• _TASK BRIEF_: Without the pictures, copy the entries below word for word.

• _EXTRACTED RECORDS_:
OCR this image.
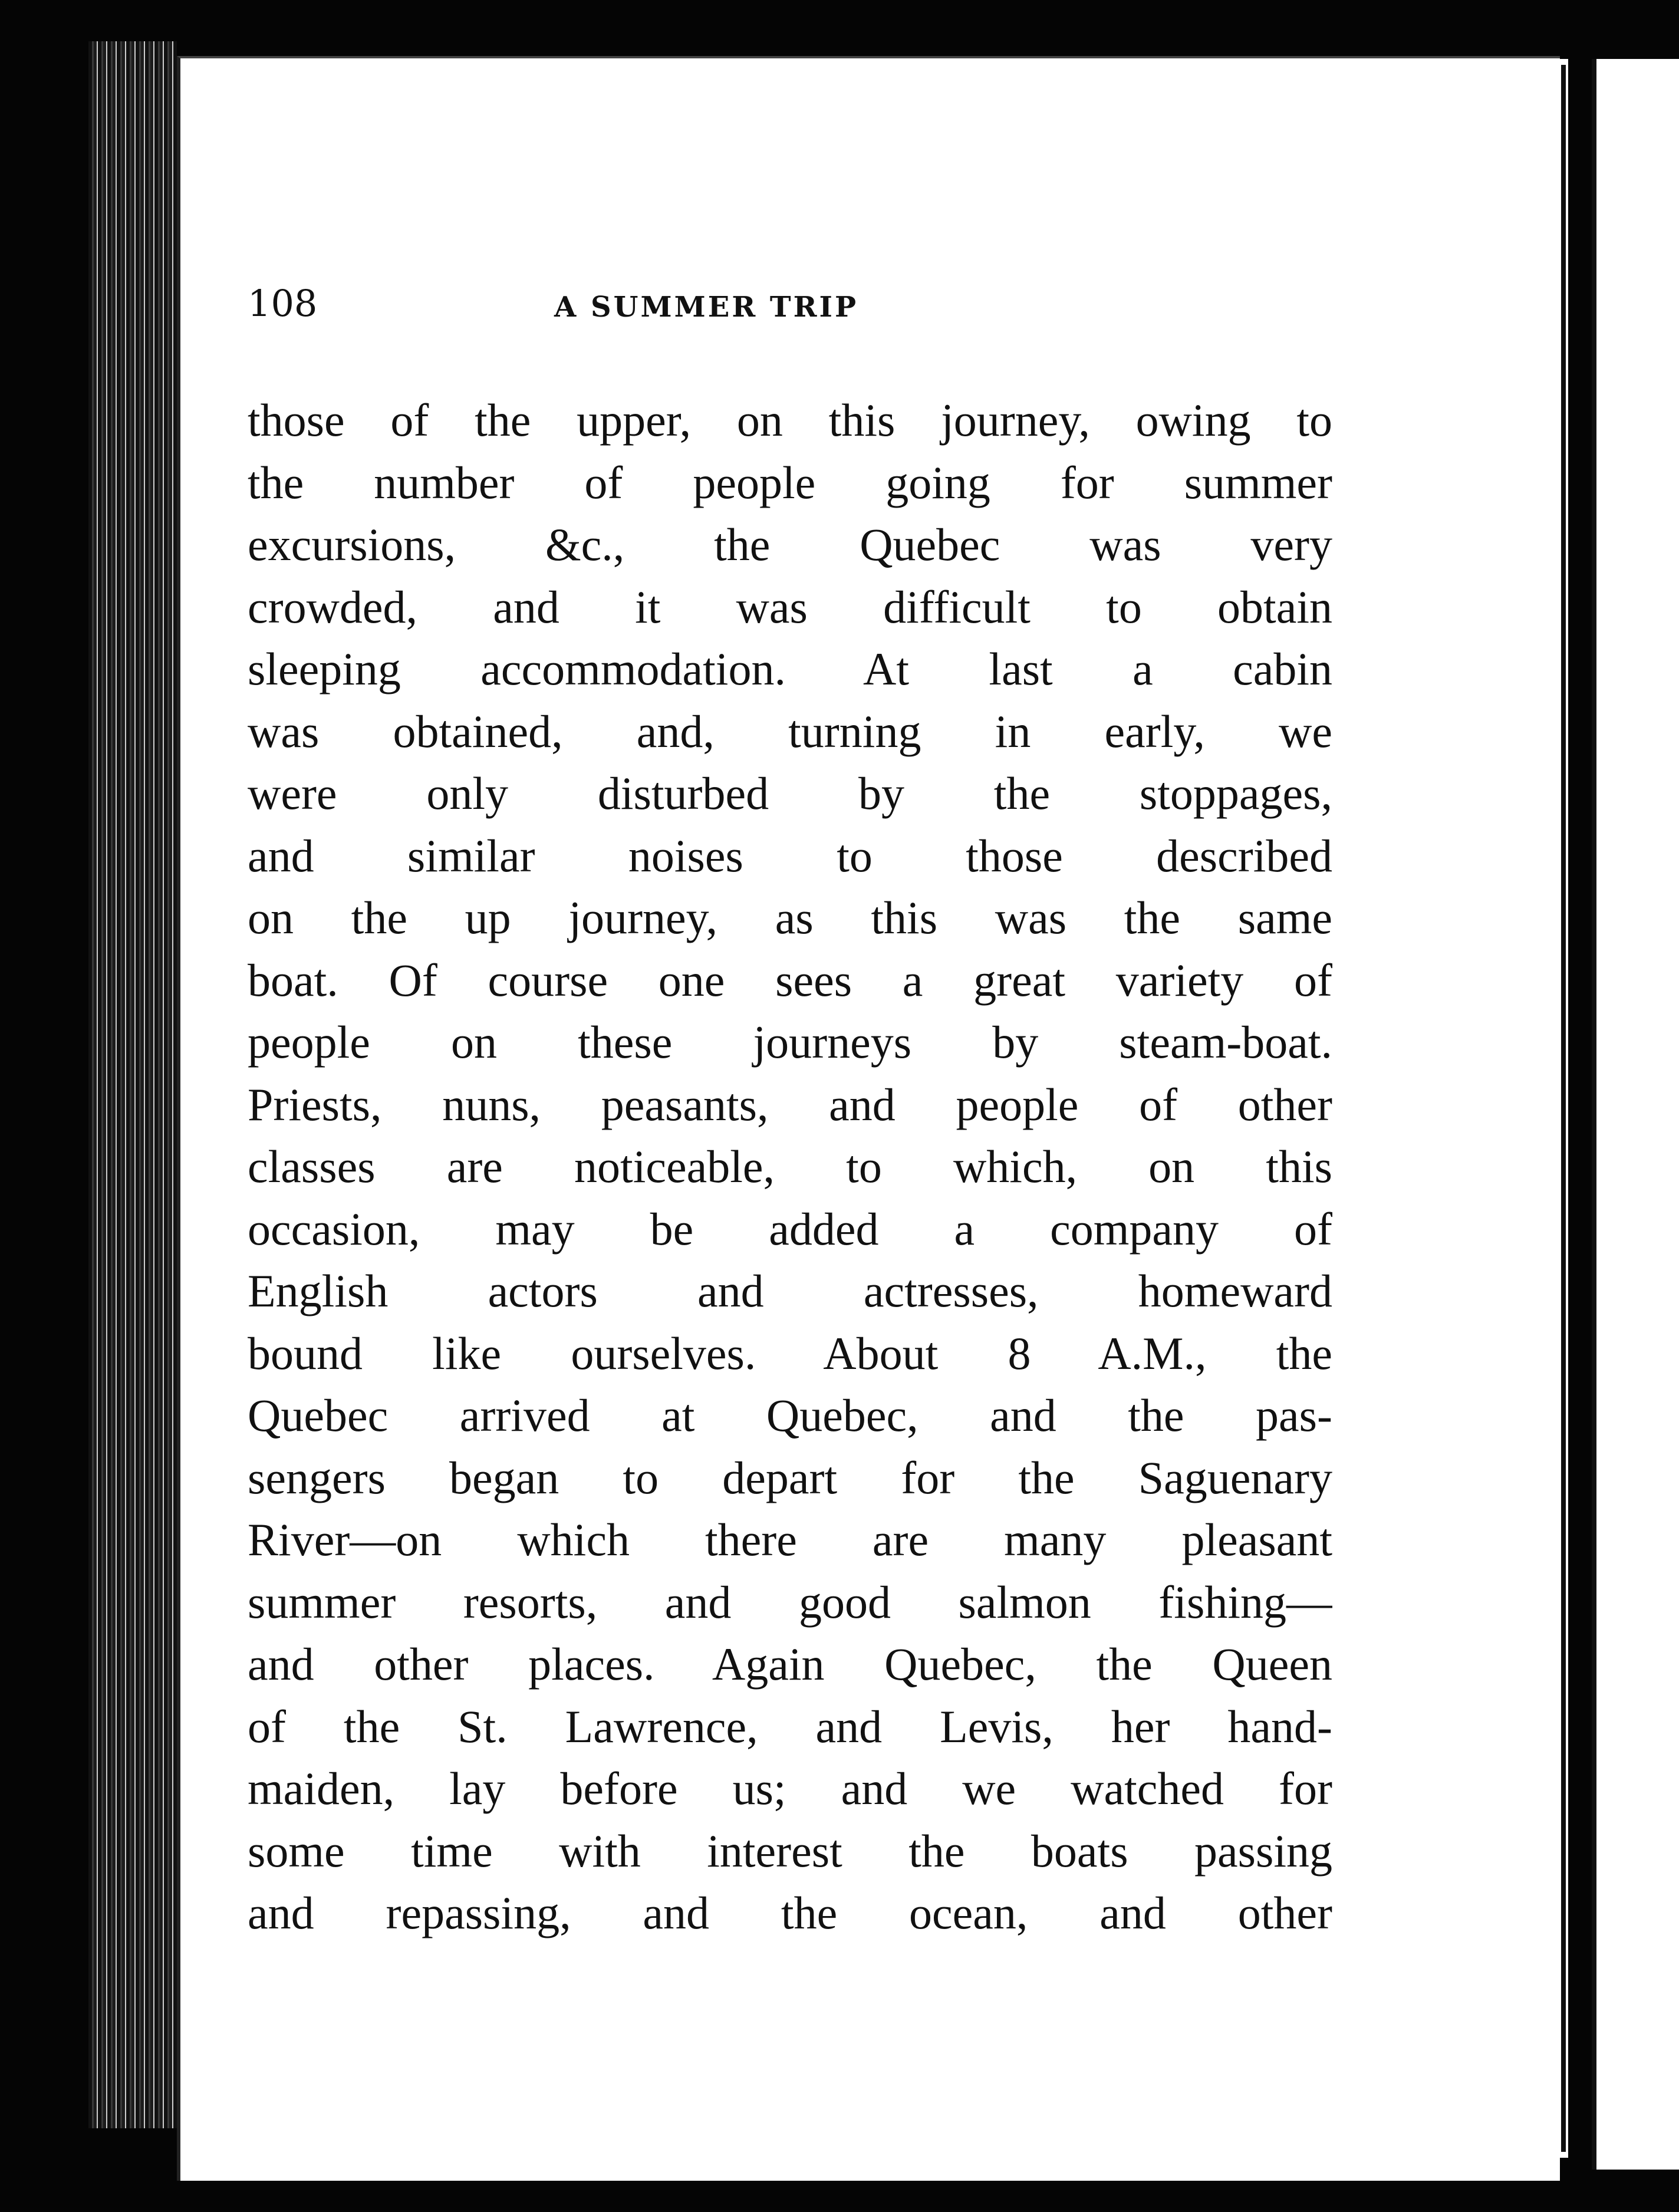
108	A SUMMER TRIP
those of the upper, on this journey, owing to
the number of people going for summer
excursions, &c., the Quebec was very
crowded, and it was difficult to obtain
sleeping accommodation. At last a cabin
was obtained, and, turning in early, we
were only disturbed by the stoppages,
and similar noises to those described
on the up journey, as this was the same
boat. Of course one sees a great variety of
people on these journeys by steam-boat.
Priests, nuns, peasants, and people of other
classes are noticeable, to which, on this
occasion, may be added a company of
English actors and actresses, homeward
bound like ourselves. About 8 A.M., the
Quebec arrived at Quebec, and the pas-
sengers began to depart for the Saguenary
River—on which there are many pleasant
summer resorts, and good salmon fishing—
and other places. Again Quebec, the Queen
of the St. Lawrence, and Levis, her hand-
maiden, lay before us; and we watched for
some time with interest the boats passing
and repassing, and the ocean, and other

• _WRITTEN SOLUTION_:
OCR this image.
108	A SUMMER TRIP
those of the upper, on this journey, owing to
the number of people going for summer
excursions, &c., the Quebec was very
crowded, and it was difficult to obtain
sleeping accommodation. At last a cabin
was obtained, and, turning in early, we
were only disturbed by the stoppages,
and similar noises to those described
on the up journey, as this was the same
boat. Of course one sees a great variety of
people on these journeys by steam-boat.
Priests, nuns, peasants, and people of other
classes are noticeable, to which, on this
occasion, may be added a company of
English actors and actresses, homeward
bound like ourselves. About 8 A.M., the
Quebec arrived at Quebec, and the pas-
sengers began to depart for the Saguenary
River—on which there are many pleasant
summer resorts, and good salmon fishing—
and other places. Again Quebec, the Queen
of the St. Lawrence, and Levis, her hand-
maiden, lay before us; and we watched for
some time with interest the boats passing
and repassing, and the ocean, and other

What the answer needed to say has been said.